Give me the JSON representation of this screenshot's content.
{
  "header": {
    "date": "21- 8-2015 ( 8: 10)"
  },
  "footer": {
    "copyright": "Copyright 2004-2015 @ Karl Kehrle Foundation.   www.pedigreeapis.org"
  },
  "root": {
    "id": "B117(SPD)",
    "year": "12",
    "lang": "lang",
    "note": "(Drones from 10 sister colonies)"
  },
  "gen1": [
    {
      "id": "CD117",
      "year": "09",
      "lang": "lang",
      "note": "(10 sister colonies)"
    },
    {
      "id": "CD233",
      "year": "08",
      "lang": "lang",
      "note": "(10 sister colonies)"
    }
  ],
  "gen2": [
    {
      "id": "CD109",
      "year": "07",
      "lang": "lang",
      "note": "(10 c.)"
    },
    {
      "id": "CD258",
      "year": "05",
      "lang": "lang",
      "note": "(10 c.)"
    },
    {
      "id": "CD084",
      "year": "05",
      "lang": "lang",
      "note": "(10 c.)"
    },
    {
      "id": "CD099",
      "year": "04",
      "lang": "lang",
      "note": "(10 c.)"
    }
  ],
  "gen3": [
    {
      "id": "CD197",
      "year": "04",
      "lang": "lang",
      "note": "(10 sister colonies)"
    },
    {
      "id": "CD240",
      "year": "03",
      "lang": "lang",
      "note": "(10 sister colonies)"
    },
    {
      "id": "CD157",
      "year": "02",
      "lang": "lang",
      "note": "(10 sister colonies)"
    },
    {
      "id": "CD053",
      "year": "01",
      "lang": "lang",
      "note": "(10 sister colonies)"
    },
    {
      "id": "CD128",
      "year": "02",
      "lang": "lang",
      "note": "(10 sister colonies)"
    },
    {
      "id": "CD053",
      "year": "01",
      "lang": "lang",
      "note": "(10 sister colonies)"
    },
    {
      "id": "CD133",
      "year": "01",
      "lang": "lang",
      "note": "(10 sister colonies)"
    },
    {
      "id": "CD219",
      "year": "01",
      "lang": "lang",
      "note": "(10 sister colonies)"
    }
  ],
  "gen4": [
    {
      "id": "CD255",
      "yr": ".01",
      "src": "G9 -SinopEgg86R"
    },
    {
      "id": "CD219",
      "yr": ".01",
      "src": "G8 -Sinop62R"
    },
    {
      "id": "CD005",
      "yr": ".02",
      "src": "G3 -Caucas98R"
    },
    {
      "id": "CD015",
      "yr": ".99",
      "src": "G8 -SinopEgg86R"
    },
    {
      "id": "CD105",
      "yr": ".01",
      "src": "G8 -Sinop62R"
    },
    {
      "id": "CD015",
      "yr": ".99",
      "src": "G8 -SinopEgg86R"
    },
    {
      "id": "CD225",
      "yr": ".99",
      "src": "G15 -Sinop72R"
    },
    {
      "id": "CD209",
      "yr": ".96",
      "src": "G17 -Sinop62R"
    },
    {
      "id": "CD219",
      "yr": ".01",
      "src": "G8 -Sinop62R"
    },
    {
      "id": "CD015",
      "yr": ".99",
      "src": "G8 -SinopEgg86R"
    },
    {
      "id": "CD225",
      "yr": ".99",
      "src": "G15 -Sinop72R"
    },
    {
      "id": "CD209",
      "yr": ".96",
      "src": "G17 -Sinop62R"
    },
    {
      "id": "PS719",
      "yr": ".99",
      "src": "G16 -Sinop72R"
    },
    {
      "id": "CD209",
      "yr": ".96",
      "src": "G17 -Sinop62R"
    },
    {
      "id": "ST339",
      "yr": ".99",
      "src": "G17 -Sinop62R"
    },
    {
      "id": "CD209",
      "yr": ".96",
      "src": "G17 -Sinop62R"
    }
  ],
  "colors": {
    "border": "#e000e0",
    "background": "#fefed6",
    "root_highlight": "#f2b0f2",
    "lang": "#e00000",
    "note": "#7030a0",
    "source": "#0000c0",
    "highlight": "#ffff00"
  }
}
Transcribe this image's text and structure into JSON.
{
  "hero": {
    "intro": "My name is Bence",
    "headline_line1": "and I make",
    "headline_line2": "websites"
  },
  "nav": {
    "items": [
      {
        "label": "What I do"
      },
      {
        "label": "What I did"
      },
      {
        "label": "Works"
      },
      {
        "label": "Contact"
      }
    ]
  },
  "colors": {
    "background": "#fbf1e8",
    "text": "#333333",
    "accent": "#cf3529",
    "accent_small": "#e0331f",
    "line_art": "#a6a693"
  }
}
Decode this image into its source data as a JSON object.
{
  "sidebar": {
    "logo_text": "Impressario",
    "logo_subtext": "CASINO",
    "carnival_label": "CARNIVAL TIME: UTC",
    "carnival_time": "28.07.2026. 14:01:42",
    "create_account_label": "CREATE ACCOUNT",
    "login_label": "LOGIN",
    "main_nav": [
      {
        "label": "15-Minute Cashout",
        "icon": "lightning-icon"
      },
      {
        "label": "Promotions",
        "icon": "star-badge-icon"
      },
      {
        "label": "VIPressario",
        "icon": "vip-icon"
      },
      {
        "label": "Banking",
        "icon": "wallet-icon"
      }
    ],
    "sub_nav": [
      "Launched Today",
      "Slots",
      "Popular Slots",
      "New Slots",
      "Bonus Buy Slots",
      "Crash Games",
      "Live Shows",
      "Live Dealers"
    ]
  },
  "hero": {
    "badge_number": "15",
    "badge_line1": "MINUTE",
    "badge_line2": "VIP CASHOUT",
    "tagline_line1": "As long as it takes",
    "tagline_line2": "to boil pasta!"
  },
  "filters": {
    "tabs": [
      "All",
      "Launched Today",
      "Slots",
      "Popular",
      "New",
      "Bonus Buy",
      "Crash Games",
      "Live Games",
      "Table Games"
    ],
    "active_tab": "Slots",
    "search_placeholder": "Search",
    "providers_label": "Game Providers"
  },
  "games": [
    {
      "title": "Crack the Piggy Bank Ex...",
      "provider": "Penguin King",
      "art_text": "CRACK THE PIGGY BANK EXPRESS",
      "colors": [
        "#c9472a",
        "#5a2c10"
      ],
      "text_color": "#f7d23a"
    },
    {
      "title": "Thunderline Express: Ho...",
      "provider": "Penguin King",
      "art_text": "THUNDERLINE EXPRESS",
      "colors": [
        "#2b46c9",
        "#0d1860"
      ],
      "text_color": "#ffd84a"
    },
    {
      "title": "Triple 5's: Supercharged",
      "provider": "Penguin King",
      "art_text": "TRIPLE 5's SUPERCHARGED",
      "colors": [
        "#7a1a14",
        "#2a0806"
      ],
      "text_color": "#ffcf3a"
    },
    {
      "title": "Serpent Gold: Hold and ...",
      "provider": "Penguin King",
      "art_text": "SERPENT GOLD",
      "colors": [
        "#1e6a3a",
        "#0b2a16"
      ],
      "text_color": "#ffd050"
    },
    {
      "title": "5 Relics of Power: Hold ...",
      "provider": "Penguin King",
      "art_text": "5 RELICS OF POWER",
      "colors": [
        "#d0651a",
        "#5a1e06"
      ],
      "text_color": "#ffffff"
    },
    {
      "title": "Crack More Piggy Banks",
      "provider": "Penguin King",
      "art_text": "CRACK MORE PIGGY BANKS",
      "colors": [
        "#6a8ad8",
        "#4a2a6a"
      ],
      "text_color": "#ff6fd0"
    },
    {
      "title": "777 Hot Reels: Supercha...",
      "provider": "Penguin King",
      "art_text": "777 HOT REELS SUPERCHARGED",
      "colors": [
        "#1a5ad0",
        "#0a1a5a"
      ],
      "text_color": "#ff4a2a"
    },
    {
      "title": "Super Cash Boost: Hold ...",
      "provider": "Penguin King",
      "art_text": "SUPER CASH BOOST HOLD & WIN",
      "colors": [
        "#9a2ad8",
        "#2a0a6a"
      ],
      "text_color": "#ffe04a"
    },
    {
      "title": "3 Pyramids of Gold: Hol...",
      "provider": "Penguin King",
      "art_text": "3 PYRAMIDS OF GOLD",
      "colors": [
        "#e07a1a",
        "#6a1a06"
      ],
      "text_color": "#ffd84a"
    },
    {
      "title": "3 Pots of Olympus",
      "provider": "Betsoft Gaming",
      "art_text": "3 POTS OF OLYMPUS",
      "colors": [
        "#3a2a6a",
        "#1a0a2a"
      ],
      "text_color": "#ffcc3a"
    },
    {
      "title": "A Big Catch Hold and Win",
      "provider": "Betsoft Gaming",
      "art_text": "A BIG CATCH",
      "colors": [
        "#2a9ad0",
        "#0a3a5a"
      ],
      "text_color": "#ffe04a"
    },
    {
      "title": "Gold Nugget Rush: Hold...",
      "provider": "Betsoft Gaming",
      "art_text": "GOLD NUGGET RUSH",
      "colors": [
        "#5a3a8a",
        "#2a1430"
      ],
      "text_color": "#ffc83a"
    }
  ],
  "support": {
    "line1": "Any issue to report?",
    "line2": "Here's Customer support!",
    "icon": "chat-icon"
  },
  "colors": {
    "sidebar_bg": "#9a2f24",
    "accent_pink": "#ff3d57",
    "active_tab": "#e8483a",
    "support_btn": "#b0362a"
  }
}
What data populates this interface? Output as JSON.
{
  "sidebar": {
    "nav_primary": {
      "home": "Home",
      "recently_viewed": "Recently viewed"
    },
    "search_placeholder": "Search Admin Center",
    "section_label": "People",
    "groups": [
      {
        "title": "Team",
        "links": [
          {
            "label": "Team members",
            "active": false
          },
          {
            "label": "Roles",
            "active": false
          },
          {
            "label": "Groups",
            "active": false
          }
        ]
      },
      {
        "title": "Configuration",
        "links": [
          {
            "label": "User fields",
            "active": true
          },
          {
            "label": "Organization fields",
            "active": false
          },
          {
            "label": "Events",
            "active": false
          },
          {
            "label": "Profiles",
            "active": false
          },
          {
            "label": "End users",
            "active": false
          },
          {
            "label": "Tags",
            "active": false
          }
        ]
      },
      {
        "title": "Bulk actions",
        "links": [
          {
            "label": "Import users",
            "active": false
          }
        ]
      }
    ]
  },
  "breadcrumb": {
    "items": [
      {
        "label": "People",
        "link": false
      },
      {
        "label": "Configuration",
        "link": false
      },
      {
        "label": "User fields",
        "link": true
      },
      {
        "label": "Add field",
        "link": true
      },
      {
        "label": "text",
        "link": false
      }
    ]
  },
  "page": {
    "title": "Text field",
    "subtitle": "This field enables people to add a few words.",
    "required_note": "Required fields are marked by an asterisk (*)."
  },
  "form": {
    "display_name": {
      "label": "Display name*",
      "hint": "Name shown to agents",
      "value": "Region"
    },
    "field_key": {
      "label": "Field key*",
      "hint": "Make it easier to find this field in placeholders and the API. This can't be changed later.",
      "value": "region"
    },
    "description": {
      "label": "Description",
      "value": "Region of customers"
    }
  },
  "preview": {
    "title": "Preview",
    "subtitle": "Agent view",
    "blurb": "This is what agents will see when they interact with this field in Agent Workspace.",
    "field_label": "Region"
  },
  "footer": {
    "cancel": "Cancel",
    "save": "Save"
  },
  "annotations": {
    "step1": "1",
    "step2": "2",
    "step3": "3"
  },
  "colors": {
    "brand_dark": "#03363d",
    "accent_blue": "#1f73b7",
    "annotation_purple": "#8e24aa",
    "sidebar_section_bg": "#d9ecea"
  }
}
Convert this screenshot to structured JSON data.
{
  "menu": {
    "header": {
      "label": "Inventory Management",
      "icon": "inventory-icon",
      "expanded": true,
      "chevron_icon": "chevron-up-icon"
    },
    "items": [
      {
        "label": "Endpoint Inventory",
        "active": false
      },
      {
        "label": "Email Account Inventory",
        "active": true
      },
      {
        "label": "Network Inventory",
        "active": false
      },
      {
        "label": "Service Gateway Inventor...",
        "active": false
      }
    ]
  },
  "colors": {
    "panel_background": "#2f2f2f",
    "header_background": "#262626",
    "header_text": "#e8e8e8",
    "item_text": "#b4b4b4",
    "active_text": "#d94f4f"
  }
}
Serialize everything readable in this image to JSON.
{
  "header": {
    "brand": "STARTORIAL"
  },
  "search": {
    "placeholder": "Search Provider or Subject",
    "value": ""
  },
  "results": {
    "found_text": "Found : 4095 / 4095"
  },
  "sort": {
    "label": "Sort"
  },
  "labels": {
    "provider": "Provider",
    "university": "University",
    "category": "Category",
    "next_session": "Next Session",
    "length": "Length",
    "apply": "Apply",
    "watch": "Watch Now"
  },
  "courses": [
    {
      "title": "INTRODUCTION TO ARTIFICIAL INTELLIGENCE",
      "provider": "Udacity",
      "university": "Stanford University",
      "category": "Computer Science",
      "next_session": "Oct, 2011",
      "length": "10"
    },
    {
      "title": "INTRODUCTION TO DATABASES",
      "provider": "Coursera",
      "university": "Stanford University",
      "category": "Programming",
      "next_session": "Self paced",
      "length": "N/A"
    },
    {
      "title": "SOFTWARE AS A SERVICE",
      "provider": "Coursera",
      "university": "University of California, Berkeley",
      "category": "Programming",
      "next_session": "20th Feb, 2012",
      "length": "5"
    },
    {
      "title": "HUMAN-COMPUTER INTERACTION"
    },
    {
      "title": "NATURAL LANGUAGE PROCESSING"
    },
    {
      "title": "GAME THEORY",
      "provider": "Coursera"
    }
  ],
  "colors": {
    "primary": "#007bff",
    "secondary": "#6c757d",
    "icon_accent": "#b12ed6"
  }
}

--

▸ **TASK STATEMENT**
Which lines contain the word "subtitle"? Copy each one.

▸ **EXERCISE RESPONSE**
    "subtitle": "This field enables people to add a few words.",
    "subtitle": "Agent view",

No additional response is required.